• Written task: Show every line below where "content" can be found.

• Supplied material:
·····
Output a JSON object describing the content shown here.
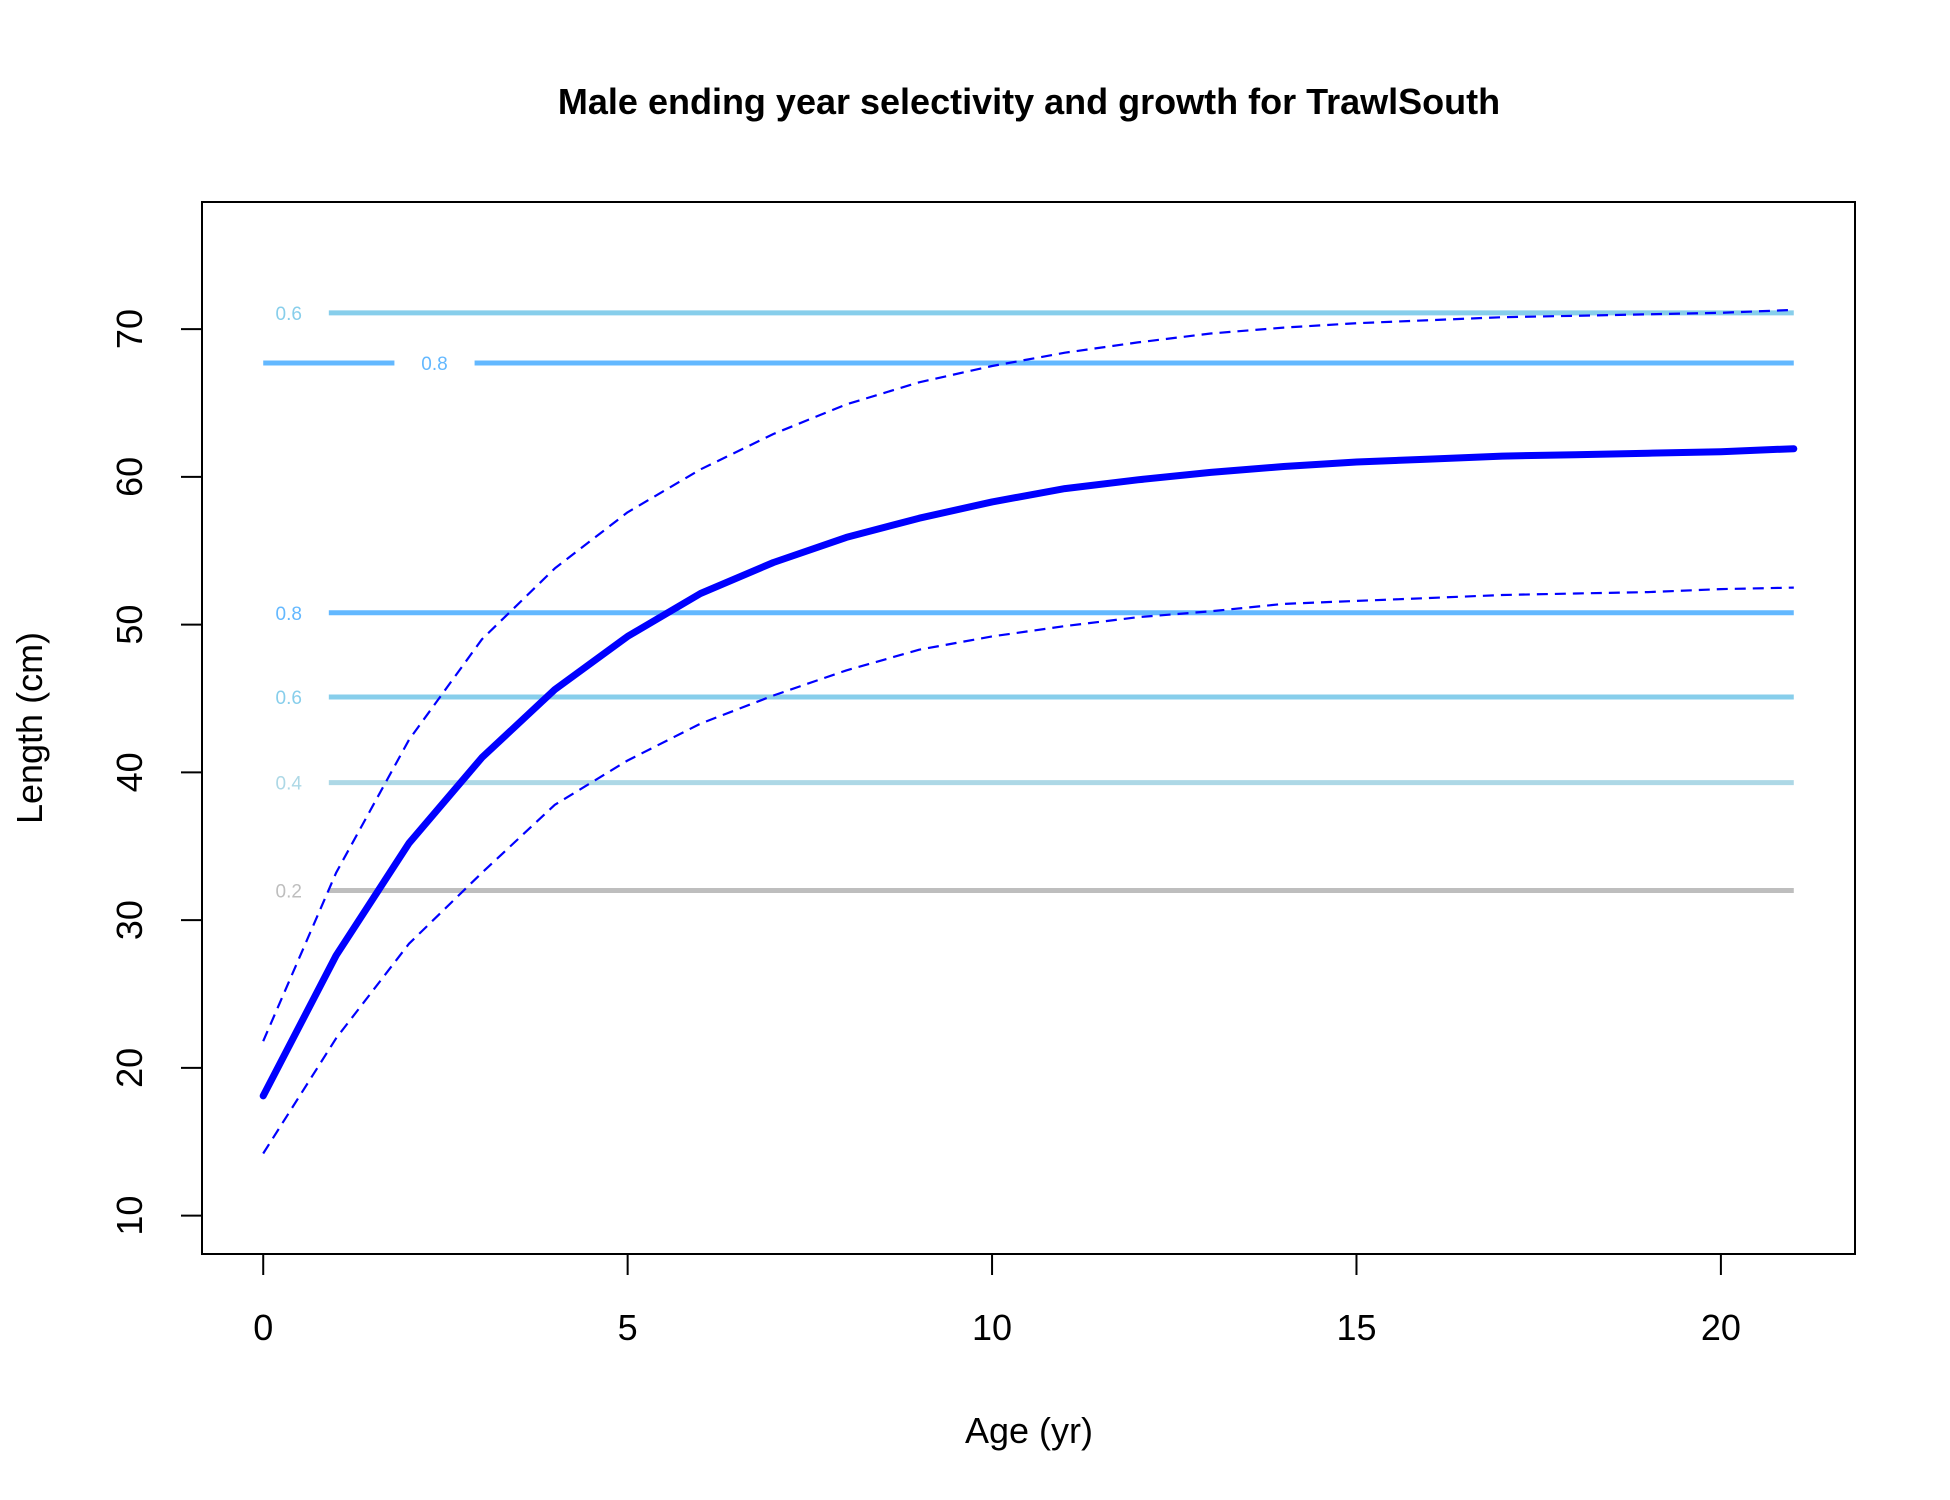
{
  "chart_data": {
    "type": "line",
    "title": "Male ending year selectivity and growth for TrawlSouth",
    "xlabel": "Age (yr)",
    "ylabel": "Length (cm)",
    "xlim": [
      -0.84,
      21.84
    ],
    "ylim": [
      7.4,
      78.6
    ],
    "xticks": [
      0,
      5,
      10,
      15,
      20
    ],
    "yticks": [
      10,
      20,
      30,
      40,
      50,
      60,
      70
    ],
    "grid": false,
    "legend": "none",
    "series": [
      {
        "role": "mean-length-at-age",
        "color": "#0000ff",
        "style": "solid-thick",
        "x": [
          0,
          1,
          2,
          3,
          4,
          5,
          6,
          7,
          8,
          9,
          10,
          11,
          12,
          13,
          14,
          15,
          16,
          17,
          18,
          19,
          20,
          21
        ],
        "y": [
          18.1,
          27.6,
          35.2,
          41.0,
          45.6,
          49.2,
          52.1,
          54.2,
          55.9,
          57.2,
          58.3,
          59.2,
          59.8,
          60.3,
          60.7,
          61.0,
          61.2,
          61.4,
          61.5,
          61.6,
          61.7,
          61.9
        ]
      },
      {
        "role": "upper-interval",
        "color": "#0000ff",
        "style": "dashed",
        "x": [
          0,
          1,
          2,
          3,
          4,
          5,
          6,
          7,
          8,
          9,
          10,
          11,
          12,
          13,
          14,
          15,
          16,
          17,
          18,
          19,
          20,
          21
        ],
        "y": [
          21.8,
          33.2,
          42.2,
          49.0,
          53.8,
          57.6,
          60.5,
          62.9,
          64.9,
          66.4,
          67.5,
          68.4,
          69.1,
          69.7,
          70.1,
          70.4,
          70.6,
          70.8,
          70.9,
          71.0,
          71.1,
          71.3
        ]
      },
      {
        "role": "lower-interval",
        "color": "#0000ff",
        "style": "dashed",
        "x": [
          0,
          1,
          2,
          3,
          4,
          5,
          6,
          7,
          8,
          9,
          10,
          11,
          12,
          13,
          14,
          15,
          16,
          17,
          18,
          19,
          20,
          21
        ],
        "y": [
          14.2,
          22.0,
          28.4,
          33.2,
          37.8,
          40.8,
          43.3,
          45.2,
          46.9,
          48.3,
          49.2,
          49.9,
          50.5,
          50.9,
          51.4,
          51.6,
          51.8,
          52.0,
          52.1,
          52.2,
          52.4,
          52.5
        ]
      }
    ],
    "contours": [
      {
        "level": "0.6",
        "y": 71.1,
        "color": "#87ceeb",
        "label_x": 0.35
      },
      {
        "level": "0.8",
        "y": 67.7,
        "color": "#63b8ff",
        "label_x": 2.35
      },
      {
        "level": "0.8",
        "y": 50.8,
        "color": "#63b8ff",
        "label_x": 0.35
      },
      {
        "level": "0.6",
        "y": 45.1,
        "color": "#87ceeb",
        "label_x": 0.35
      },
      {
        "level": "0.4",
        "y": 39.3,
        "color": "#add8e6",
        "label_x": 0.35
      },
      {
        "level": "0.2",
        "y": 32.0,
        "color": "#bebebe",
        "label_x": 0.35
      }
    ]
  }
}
·····
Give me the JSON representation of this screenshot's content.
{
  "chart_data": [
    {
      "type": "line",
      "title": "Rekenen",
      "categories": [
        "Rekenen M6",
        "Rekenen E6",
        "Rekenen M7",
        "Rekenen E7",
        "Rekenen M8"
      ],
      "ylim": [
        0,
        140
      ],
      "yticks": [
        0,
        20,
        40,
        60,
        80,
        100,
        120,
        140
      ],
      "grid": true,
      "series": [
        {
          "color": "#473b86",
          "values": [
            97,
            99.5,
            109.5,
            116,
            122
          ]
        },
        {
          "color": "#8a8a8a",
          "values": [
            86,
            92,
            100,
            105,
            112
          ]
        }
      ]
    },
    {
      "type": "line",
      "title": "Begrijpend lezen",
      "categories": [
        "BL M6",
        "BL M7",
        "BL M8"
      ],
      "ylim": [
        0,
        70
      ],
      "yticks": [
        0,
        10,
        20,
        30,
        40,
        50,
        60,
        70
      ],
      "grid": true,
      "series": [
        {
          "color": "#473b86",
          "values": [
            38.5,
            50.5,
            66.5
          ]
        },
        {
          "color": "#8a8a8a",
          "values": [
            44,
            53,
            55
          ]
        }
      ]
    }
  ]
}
·····
• The solution:
Output a JSON object describing the content shown here.
Give me the JSON representation of this screenshot's content.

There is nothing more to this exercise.